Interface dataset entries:
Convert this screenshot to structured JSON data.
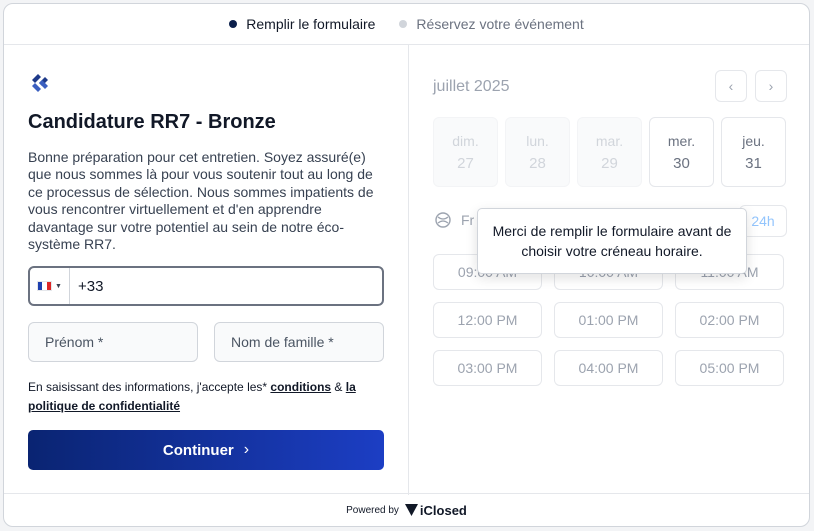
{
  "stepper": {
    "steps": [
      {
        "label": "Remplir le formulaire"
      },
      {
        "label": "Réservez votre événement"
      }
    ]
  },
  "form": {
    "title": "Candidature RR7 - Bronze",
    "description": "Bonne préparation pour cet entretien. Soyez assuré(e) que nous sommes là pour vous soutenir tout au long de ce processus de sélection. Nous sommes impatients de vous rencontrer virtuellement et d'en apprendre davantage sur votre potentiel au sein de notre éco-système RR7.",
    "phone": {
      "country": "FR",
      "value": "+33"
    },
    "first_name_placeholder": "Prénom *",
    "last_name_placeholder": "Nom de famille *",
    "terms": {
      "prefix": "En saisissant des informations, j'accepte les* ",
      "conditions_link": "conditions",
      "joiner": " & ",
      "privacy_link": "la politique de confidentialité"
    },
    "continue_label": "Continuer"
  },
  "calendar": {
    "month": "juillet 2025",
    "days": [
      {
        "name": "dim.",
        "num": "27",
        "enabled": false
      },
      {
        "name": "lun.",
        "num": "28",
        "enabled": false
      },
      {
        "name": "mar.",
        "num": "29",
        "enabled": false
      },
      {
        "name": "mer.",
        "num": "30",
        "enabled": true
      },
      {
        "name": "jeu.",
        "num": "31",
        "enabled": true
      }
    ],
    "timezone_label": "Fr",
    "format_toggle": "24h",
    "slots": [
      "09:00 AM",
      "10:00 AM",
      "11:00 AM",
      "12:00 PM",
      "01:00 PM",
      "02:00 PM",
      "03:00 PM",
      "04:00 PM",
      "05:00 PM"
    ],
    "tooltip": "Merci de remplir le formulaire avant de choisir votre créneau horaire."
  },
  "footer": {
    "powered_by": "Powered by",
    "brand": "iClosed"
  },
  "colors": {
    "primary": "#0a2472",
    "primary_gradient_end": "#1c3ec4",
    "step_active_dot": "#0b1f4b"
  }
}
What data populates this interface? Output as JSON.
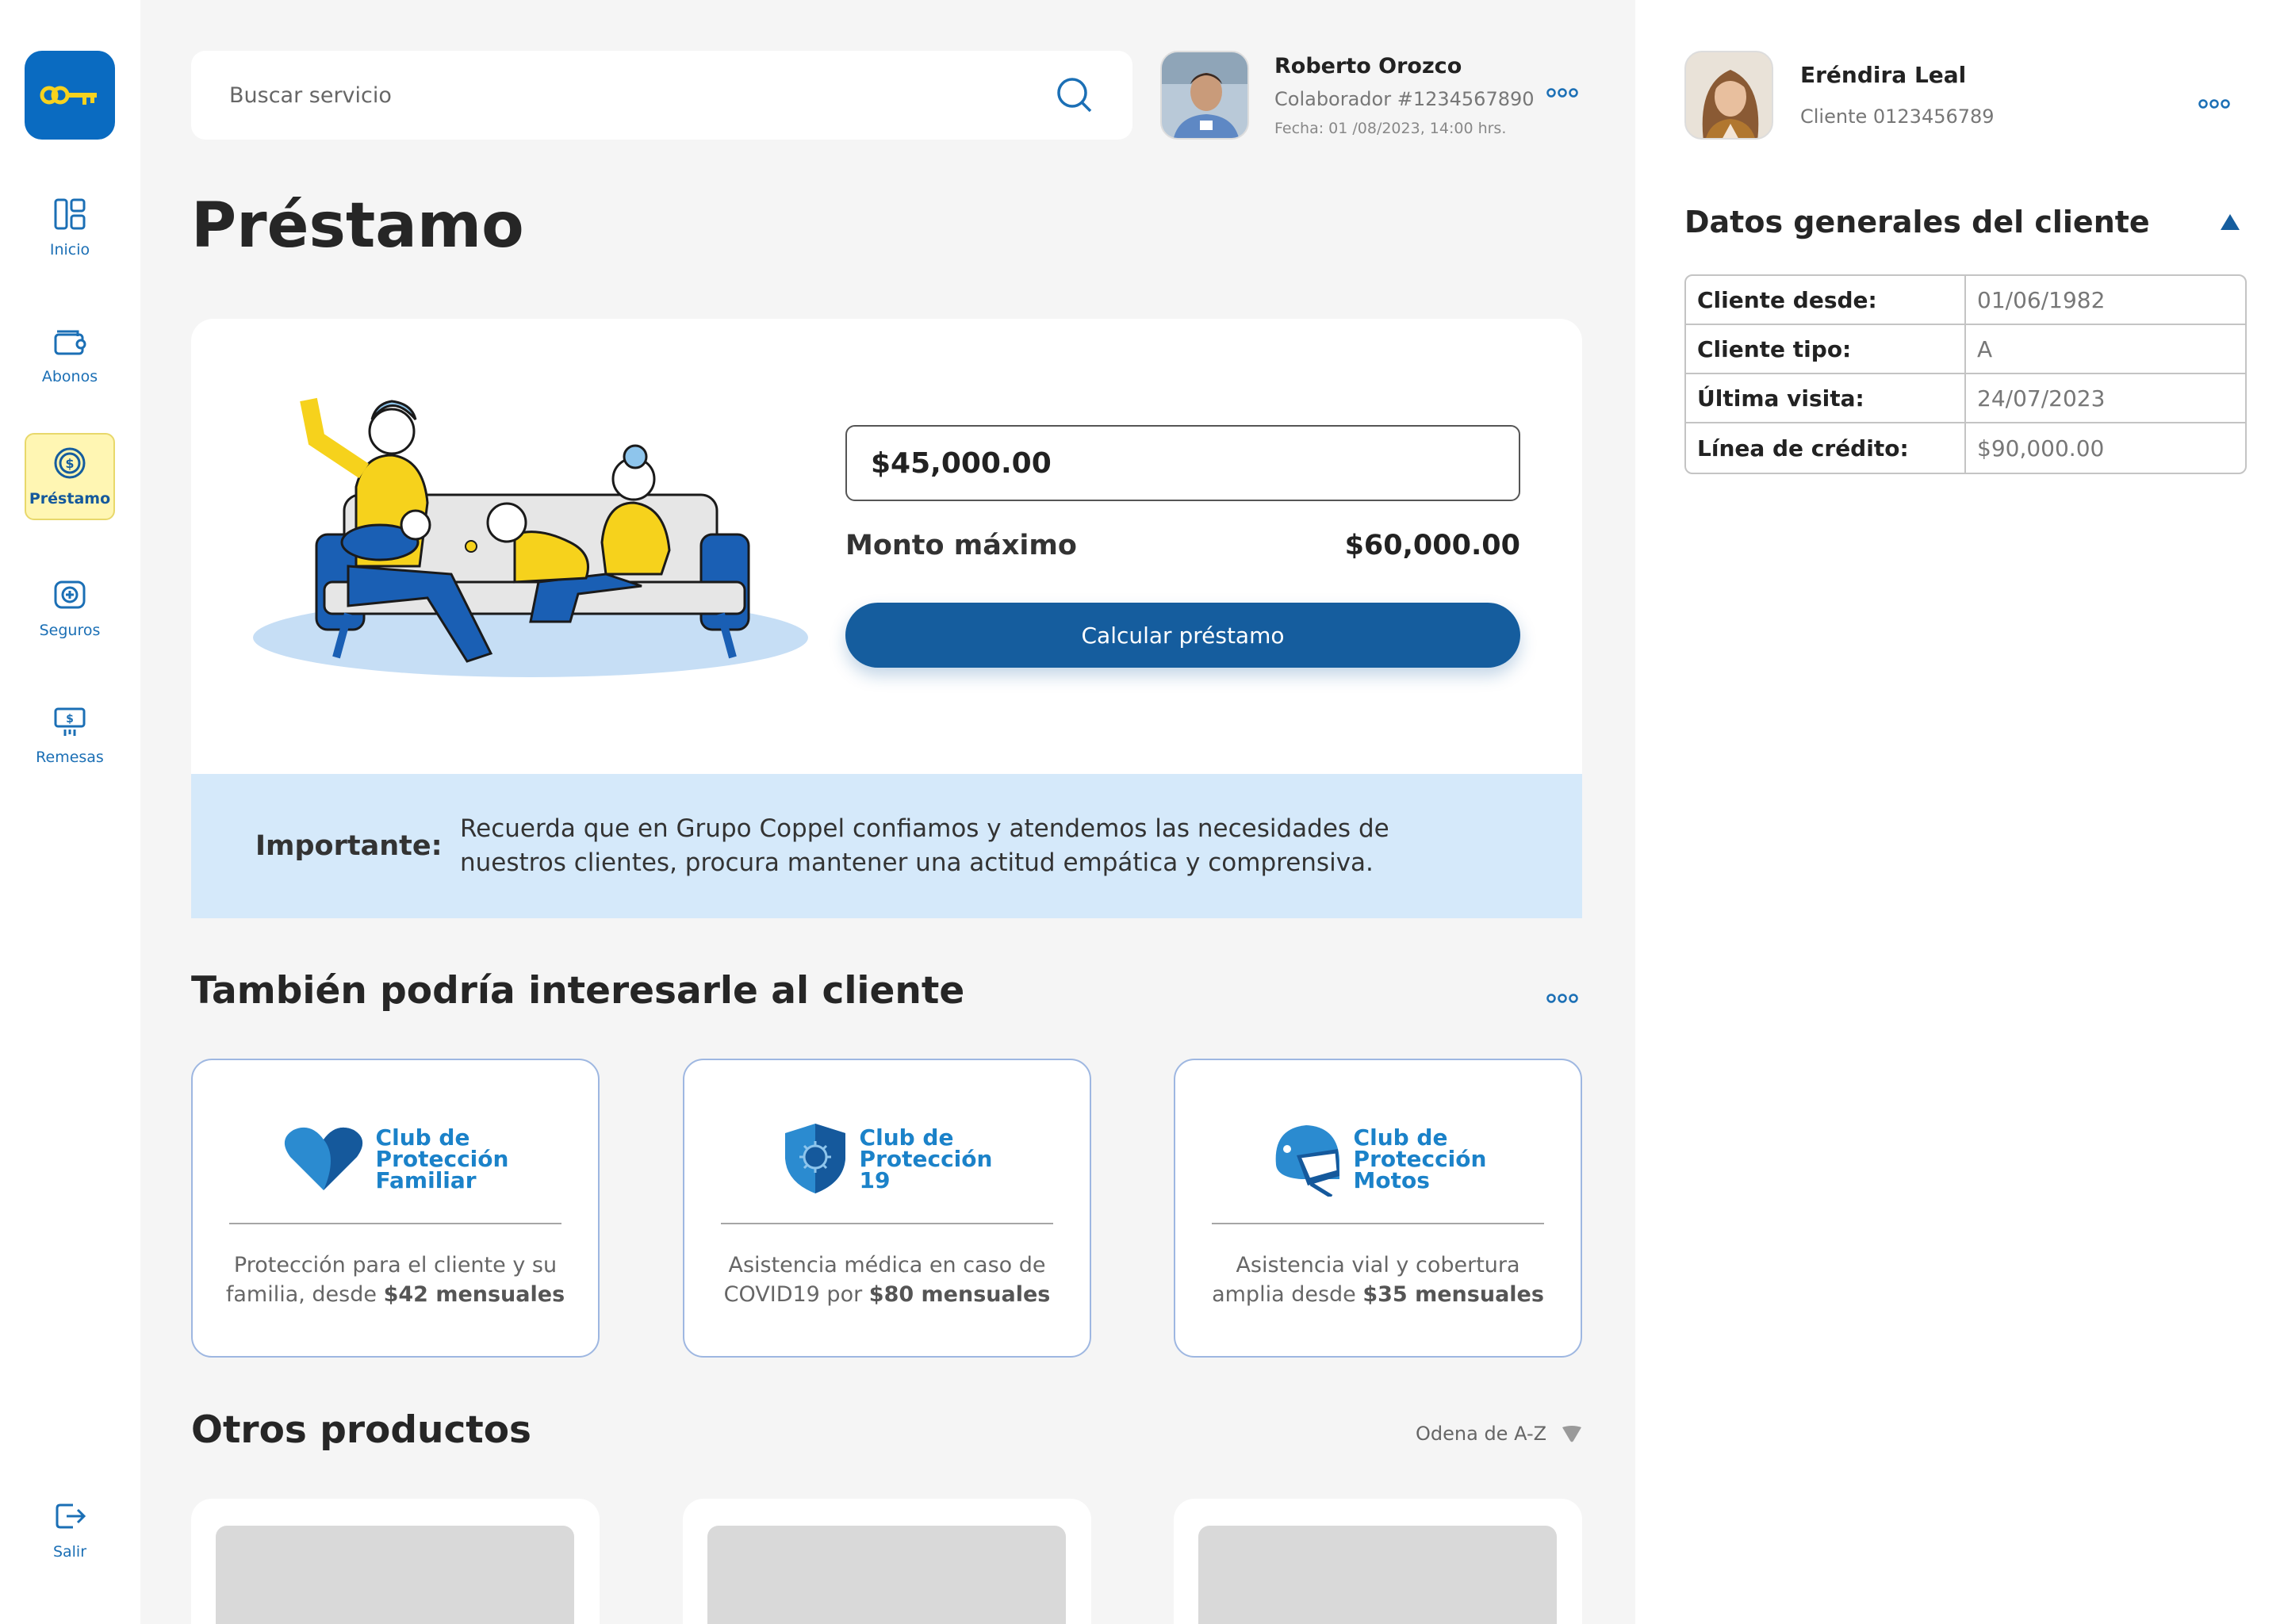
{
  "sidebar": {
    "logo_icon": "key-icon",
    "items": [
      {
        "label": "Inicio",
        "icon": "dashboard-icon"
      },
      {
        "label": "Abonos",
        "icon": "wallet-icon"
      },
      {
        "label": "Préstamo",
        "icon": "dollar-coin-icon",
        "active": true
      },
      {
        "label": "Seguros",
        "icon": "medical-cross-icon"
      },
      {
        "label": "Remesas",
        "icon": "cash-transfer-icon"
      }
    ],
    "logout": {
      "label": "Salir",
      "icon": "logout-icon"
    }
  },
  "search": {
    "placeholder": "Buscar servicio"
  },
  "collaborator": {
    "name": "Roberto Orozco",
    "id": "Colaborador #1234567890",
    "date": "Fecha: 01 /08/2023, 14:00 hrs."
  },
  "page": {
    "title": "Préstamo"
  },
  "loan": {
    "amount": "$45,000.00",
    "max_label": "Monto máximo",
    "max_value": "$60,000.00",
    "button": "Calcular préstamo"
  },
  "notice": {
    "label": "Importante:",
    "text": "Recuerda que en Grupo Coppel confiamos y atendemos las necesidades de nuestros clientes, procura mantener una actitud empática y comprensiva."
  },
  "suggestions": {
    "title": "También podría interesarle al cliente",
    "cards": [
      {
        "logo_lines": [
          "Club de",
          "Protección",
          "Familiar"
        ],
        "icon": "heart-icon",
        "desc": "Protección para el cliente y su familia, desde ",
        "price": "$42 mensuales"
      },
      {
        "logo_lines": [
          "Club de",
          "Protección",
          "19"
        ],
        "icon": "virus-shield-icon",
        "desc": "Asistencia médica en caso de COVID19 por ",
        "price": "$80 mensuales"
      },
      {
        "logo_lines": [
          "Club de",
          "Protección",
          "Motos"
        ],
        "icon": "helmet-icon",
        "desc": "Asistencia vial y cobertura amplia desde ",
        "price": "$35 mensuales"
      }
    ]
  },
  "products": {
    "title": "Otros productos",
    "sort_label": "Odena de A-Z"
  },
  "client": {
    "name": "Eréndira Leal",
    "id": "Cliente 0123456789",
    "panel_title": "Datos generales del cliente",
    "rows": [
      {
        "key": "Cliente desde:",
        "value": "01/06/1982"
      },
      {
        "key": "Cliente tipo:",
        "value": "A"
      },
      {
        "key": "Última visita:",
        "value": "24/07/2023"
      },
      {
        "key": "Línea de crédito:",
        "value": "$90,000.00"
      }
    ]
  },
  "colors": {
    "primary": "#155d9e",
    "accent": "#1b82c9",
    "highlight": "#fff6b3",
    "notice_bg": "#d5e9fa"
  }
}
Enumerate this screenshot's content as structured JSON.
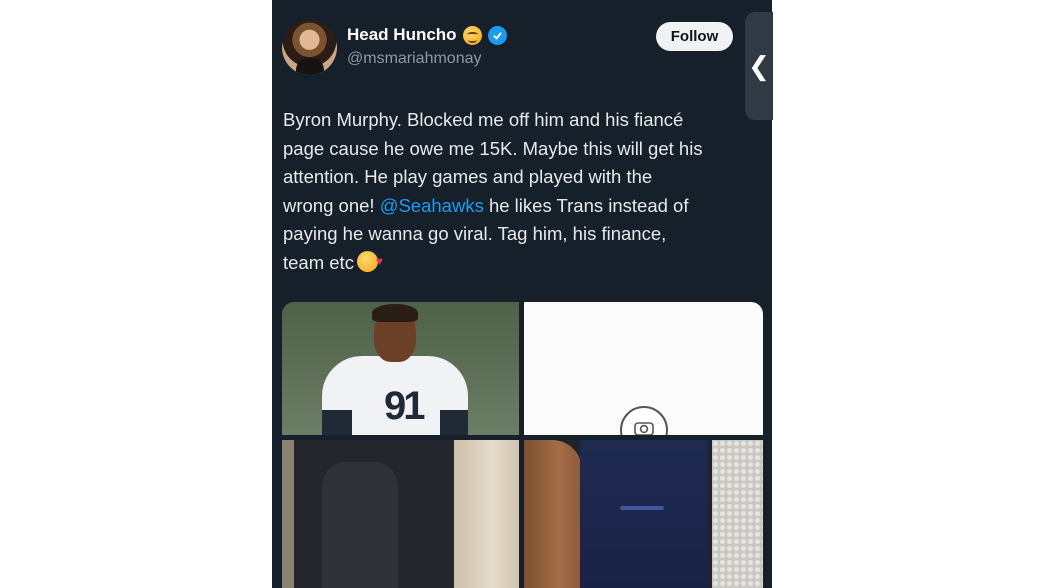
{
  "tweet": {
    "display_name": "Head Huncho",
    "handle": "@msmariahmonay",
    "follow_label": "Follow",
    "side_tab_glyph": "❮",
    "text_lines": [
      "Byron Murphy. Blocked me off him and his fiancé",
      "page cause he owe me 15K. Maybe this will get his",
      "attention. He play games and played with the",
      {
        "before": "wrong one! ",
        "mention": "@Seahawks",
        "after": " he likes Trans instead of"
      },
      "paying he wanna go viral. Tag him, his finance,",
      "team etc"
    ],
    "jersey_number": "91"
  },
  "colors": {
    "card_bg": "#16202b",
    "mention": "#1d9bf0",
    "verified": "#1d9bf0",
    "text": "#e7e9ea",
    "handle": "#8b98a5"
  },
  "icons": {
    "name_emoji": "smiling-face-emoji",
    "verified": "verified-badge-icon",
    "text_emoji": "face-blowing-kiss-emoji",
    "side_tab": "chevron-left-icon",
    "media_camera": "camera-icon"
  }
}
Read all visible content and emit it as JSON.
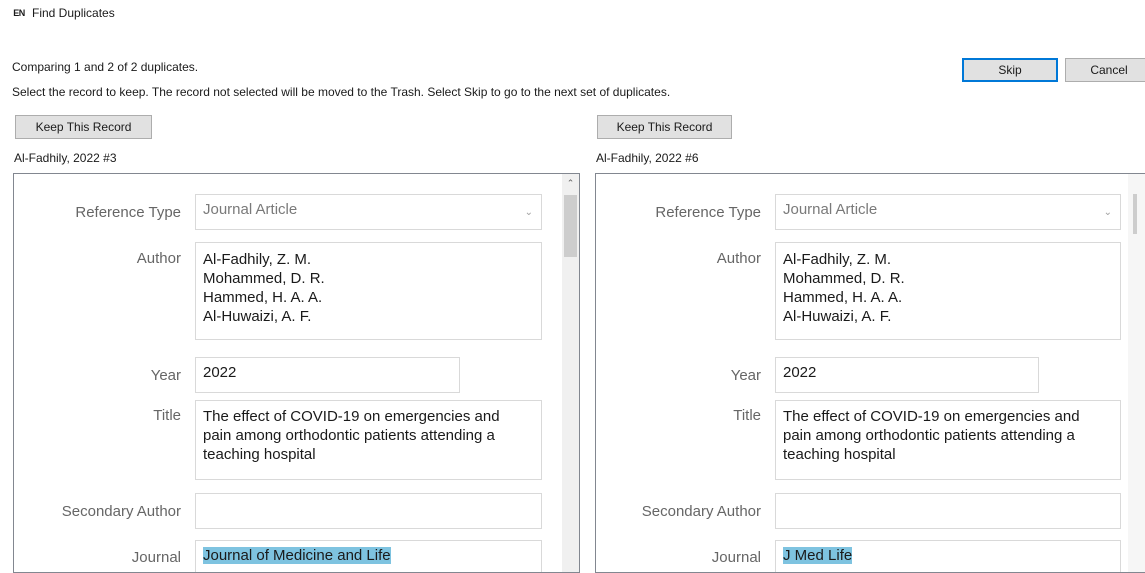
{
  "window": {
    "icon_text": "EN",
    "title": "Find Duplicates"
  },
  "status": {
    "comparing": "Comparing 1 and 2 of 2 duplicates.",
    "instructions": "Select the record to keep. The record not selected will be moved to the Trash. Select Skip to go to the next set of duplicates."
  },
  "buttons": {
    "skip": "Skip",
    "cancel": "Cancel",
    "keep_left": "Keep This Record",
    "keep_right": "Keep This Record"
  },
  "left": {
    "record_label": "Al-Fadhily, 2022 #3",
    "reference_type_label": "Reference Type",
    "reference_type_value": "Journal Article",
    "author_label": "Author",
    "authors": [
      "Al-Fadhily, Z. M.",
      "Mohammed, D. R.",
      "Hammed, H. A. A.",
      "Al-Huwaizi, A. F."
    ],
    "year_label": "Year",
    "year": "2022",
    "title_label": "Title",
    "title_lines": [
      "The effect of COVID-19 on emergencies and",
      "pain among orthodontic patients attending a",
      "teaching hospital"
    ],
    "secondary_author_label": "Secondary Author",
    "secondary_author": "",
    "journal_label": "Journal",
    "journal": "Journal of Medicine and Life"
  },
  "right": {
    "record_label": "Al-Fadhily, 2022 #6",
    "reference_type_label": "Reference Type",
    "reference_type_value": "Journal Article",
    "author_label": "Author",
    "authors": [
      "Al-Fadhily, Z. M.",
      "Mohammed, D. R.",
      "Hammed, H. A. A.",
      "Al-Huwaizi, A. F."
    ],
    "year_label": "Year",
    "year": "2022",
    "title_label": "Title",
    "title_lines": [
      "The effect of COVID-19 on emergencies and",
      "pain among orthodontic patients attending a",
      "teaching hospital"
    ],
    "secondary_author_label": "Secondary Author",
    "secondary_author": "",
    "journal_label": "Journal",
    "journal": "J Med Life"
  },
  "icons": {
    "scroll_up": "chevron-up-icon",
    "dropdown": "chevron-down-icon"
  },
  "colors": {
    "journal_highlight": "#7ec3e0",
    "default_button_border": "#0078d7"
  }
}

TASK DIRECTIONS
None of the pictures belongs in the answer, but all the entries must be repeated exactly.

PROBLEM SOLUTION
Convert this screenshot to structured JSON data.
{
  "stepper": {
    "steps": [
      {
        "label": "Remplir le formulaire"
      },
      {
        "label": "Réservez votre événement"
      }
    ]
  },
  "form": {
    "title": "Candidature RR7 - Bronze",
    "description": "Bonne préparation pour cet entretien. Soyez assuré(e) que nous sommes là pour vous soutenir tout au long de ce processus de sélection. Nous sommes impatients de vous rencontrer virtuellement et d'en apprendre davantage sur votre potentiel au sein de notre éco-système RR7.",
    "phone": {
      "country": "FR",
      "value": "+33"
    },
    "first_name_placeholder": "Prénom *",
    "last_name_placeholder": "Nom de famille *",
    "terms": {
      "prefix": "En saisissant des informations, j'accepte les* ",
      "conditions_link": "conditions",
      "joiner": " & ",
      "privacy_link": "la politique de confidentialité"
    },
    "continue_label": "Continuer"
  },
  "calendar": {
    "month": "juillet 2025",
    "days": [
      {
        "name": "dim.",
        "num": "27",
        "enabled": false
      },
      {
        "name": "lun.",
        "num": "28",
        "enabled": false
      },
      {
        "name": "mar.",
        "num": "29",
        "enabled": false
      },
      {
        "name": "mer.",
        "num": "30",
        "enabled": true
      },
      {
        "name": "jeu.",
        "num": "31",
        "enabled": true
      }
    ],
    "timezone_label": "Fr",
    "format_toggle": "24h",
    "slots": [
      "09:00 AM",
      "10:00 AM",
      "11:00 AM",
      "12:00 PM",
      "01:00 PM",
      "02:00 PM",
      "03:00 PM",
      "04:00 PM",
      "05:00 PM"
    ],
    "tooltip": "Merci de remplir le formulaire avant de choisir votre créneau horaire."
  },
  "footer": {
    "powered_by": "Powered by",
    "brand": "iClosed"
  },
  "colors": {
    "primary": "#0a2472",
    "primary_gradient_end": "#1c3ec4",
    "step_active_dot": "#0b1f4b"
  }
}
What data populates this interface? Output as JSON.
{
  "sidebar": {
    "logo_icon": "key-icon",
    "items": [
      {
        "label": "Inicio",
        "icon": "dashboard-icon"
      },
      {
        "label": "Abonos",
        "icon": "wallet-icon"
      },
      {
        "label": "Préstamo",
        "icon": "dollar-coin-icon",
        "active": true
      },
      {
        "label": "Seguros",
        "icon": "medical-cross-icon"
      },
      {
        "label": "Remesas",
        "icon": "cash-transfer-icon"
      }
    ],
    "logout": {
      "label": "Salir",
      "icon": "logout-icon"
    }
  },
  "search": {
    "placeholder": "Buscar servicio"
  },
  "collaborator": {
    "name": "Roberto Orozco",
    "id": "Colaborador #1234567890",
    "date": "Fecha: 01 /08/2023, 14:00 hrs."
  },
  "page": {
    "title": "Préstamo"
  },
  "loan": {
    "amount": "$45,000.00",
    "max_label": "Monto máximo",
    "max_value": "$60,000.00",
    "button": "Calcular préstamo"
  },
  "notice": {
    "label": "Importante:",
    "text": "Recuerda que en Grupo Coppel confiamos y atendemos las necesidades de nuestros clientes, procura mantener una actitud empática y comprensiva."
  },
  "suggestions": {
    "title": "También podría interesarle al cliente",
    "cards": [
      {
        "logo_lines": [
          "Club de",
          "Protección",
          "Familiar"
        ],
        "icon": "heart-icon",
        "desc": "Protección para el cliente y su familia, desde ",
        "price": "$42 mensuales"
      },
      {
        "logo_lines": [
          "Club de",
          "Protección",
          "19"
        ],
        "icon": "virus-shield-icon",
        "desc": "Asistencia médica en caso de COVID19 por ",
        "price": "$80 mensuales"
      },
      {
        "logo_lines": [
          "Club de",
          "Protección",
          "Motos"
        ],
        "icon": "helmet-icon",
        "desc": "Asistencia vial y cobertura amplia desde ",
        "price": "$35 mensuales"
      }
    ]
  },
  "products": {
    "title": "Otros productos",
    "sort_label": "Odena de A-Z"
  },
  "client": {
    "name": "Eréndira Leal",
    "id": "Cliente 0123456789",
    "panel_title": "Datos generales del cliente",
    "rows": [
      {
        "key": "Cliente desde:",
        "value": "01/06/1982"
      },
      {
        "key": "Cliente tipo:",
        "value": "A"
      },
      {
        "key": "Última visita:",
        "value": "24/07/2023"
      },
      {
        "key": "Línea de crédito:",
        "value": "$90,000.00"
      }
    ]
  },
  "colors": {
    "primary": "#155d9e",
    "accent": "#1b82c9",
    "highlight": "#fff6b3",
    "notice_bg": "#d5e9fa"
  }
}
Enumerate this screenshot's content as structured JSON.
{
  "tweet": {
    "display_name": "Head Huncho",
    "handle": "@msmariahmonay",
    "follow_label": "Follow",
    "side_tab_glyph": "❮",
    "text_lines": [
      "Byron Murphy. Blocked me off him and his fiancé",
      "page cause he owe me 15K. Maybe this will get his",
      "attention. He play games and played with the",
      {
        "before": "wrong one! ",
        "mention": "@Seahawks",
        "after": " he likes Trans instead of"
      },
      "paying he wanna go viral. Tag him, his finance,",
      "team etc"
    ],
    "jersey_number": "91"
  },
  "colors": {
    "card_bg": "#16202b",
    "mention": "#1d9bf0",
    "verified": "#1d9bf0",
    "text": "#e7e9ea",
    "handle": "#8b98a5"
  },
  "icons": {
    "name_emoji": "smiling-face-emoji",
    "verified": "verified-badge-icon",
    "text_emoji": "face-blowing-kiss-emoji",
    "side_tab": "chevron-left-icon",
    "media_camera": "camera-icon"
  }
}
Read all visible content and emit it as JSON.
{
  "window": {
    "icon_text": "EN",
    "title": "Find Duplicates"
  },
  "status": {
    "comparing": "Comparing 1 and 2 of 2 duplicates.",
    "instructions": "Select the record to keep. The record not selected will be moved to the Trash. Select Skip to go to the next set of duplicates."
  },
  "buttons": {
    "skip": "Skip",
    "cancel": "Cancel",
    "keep_left": "Keep This Record",
    "keep_right": "Keep This Record"
  },
  "left": {
    "record_label": "Al-Fadhily, 2022 #3",
    "reference_type_label": "Reference Type",
    "reference_type_value": "Journal Article",
    "author_label": "Author",
    "authors": [
      "Al-Fadhily, Z. M.",
      "Mohammed, D. R.",
      "Hammed, H. A. A.",
      "Al-Huwaizi, A. F."
    ],
    "year_label": "Year",
    "year": "2022",
    "title_label": "Title",
    "title_lines": [
      "The effect of COVID-19 on emergencies and",
      "pain among orthodontic patients attending a",
      "teaching hospital"
    ],
    "secondary_author_label": "Secondary Author",
    "secondary_author": "",
    "journal_label": "Journal",
    "journal": "Journal of Medicine and Life"
  },
  "right": {
    "record_label": "Al-Fadhily, 2022 #6",
    "reference_type_label": "Reference Type",
    "reference_type_value": "Journal Article",
    "author_label": "Author",
    "authors": [
      "Al-Fadhily, Z. M.",
      "Mohammed, D. R.",
      "Hammed, H. A. A.",
      "Al-Huwaizi, A. F."
    ],
    "year_label": "Year",
    "year": "2022",
    "title_label": "Title",
    "title_lines": [
      "The effect of COVID-19 on emergencies and",
      "pain among orthodontic patients attending a",
      "teaching hospital"
    ],
    "secondary_author_label": "Secondary Author",
    "secondary_author": "",
    "journal_label": "Journal",
    "journal": "J Med Life"
  },
  "icons": {
    "scroll_up": "chevron-up-icon",
    "dropdown": "chevron-down-icon"
  },
  "colors": {
    "journal_highlight": "#7ec3e0",
    "default_button_border": "#0078d7"
  }
}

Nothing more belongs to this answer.